Your task:
Set down the full listing exactly, character for character.
[start Supplied records]
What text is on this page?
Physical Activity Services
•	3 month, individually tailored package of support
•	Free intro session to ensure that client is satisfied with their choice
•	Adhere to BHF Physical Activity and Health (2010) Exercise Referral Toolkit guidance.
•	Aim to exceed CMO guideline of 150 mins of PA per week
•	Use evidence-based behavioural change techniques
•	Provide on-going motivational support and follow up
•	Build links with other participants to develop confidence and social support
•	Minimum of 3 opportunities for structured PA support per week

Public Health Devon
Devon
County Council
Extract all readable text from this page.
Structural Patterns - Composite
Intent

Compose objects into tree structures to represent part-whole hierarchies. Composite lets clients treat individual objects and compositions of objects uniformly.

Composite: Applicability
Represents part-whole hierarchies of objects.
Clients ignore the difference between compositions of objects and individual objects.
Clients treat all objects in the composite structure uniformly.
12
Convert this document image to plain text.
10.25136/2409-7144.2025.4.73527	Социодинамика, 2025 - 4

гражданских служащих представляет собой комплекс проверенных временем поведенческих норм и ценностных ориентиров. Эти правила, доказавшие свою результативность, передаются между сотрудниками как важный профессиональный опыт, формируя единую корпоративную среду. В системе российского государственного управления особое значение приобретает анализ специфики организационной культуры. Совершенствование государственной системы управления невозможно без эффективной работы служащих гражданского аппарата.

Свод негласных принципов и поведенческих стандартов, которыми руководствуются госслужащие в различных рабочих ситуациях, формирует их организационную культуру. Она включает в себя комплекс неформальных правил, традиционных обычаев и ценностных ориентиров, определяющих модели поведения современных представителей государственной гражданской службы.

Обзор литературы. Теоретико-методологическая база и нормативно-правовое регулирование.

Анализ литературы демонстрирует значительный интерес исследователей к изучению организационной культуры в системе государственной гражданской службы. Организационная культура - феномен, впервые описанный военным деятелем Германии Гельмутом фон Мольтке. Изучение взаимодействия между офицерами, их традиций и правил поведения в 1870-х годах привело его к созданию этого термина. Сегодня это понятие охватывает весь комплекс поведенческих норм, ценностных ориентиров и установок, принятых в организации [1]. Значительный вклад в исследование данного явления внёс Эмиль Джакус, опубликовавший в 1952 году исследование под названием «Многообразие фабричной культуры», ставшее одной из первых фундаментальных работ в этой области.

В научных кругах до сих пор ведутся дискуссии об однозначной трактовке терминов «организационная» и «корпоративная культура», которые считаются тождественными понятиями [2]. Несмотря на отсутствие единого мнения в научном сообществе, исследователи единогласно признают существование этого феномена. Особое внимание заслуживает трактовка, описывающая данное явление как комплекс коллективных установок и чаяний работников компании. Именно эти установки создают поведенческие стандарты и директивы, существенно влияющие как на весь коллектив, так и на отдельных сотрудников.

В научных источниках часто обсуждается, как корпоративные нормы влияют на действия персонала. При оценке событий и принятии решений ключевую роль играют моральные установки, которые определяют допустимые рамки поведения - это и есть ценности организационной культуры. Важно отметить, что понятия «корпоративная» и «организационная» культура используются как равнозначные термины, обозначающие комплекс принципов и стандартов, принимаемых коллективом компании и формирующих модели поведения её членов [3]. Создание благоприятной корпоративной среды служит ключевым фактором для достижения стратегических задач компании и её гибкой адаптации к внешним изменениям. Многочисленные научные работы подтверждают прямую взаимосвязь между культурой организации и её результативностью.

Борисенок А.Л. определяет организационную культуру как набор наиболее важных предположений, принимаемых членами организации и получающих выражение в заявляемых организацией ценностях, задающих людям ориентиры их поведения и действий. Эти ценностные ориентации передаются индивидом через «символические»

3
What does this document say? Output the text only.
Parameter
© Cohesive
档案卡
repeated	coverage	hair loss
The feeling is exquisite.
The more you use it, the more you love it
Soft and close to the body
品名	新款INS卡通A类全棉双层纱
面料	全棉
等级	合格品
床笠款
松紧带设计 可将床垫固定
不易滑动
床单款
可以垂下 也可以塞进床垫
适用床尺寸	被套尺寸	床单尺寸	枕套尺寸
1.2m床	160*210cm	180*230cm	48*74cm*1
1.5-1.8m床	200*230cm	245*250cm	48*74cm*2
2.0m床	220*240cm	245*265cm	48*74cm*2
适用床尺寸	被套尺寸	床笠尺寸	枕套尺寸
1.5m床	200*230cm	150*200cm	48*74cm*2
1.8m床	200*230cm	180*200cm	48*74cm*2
[end Supplied records]
Response to this task:
What text is on this page?
Physical Activity Services
•	3 month, individually tailored package of support
•	Free intro session to ensure that client is satisfied with their choice
•	Adhere to BHF Physical Activity and Health (2010) Exercise Referral Toolkit guidance.
•	Aim to exceed CMO guideline of 150 mins of PA per week
•	Use evidence-based behavioural change techniques
•	Provide on-going motivational support and follow up
•	Build links with other participants to develop confidence and social support
•	Minimum of 3 opportunities for structured PA support per week

Public Health Devon
Devon
County Council
Extract all readable text from this page.
Structural Patterns - Composite
Intent

Compose objects into tree structures to represent part-whole hierarchies. Composite lets clients treat individual objects and compositions of objects uniformly.

Composite: Applicability
Represents part-whole hierarchies of objects.
Clients ignore the difference between compositions of objects and individual objects.
Clients treat all objects in the composite structure uniformly.
12
Convert this document image to plain text.
10.25136/2409-7144.2025.4.73527	Социодинамика, 2025 - 4

гражданских служащих представляет собой комплекс проверенных временем поведенческих норм и ценностных ориентиров. Эти правила, доказавшие свою результативность, передаются между сотрудниками как важный профессиональный опыт, формируя единую корпоративную среду. В системе российского государственного управления особое значение приобретает анализ специфики организационной культуры. Совершенствование государственной системы управления невозможно без эффективной работы служащих гражданского аппарата.

Свод негласных принципов и поведенческих стандартов, которыми руководствуются госслужащие в различных рабочих ситуациях, формирует их организационную культуру. Она включает в себя комплекс неформальных правил, традиционных обычаев и ценностных ориентиров, определяющих модели поведения современных представителей государственной гражданской службы.

Обзор литературы. Теоретико-методологическая база и нормативно-правовое регулирование.

Анализ литературы демонстрирует значительный интерес исследователей к изучению организационной культуры в системе государственной гражданской службы. Организационная культура - феномен, впервые описанный военным деятелем Германии Гельмутом фон Мольтке. Изучение взаимодействия между офицерами, их традиций и правил поведения в 1870-х годах привело его к созданию этого термина. Сегодня это понятие охватывает весь комплекс поведенческих норм, ценностных ориентиров и установок, принятых в организации [1]. Значительный вклад в исследование данного явления внёс Эмиль Джакус, опубликовавший в 1952 году исследование под названием «Многообразие фабричной культуры», ставшее одной из первых фундаментальных работ в этой области.

В научных кругах до сих пор ведутся дискуссии об однозначной трактовке терминов «организационная» и «корпоративная культура», которые считаются тождественными понятиями [2]. Несмотря на отсутствие единого мнения в научном сообществе, исследователи единогласно признают существование этого феномена. Особое внимание заслуживает трактовка, описывающая данное явление как комплекс коллективных установок и чаяний работников компании. Именно эти установки создают поведенческие стандарты и директивы, существенно влияющие как на весь коллектив, так и на отдельных сотрудников.

В научных источниках часто обсуждается, как корпоративные нормы влияют на действия персонала. При оценке событий и принятии решений ключевую роль играют моральные установки, которые определяют допустимые рамки поведения - это и есть ценности организационной культуры. Важно отметить, что понятия «корпоративная» и «организационная» культура используются как равнозначные термины, обозначающие комплекс принципов и стандартов, принимаемых коллективом компании и формирующих модели поведения её членов [3]. Создание благоприятной корпоративной среды служит ключевым фактором для достижения стратегических задач компании и её гибкой адаптации к внешним изменениям. Многочисленные научные работы подтверждают прямую взаимосвязь между культурой организации и её результативностью.

Борисенок А.Л. определяет организационную культуру как набор наиболее важных предположений, принимаемых членами организации и получающих выражение в заявляемых организацией ценностях, задающих людям ориентиры их поведения и действий. Эти ценностные ориентации передаются индивидом через «символические»

3
What does this document say? Output the text only.
Parameter
© Cohesive
档案卡
repeated	coverage	hair loss
The feeling is exquisite.
The more you use it, the more you love it
Soft and close to the body
品名	新款INS卡通A类全棉双层纱
面料	全棉
等级	合格品
床笠款
松紧带设计 可将床垫固定
不易滑动
床单款
可以垂下 也可以塞进床垫
适用床尺寸	被套尺寸	床单尺寸	枕套尺寸
1.2m床	160*210cm	180*230cm	48*74cm*1
1.5-1.8m床	200*230cm	245*250cm	48*74cm*2
2.0m床	220*240cm	245*265cm	48*74cm*2
适用床尺寸	被套尺寸	床笠尺寸	枕套尺寸
1.5m床	200*230cm	150*200cm	48*74cm*2
1.8m床	200*230cm	180*200cm	48*74cm*2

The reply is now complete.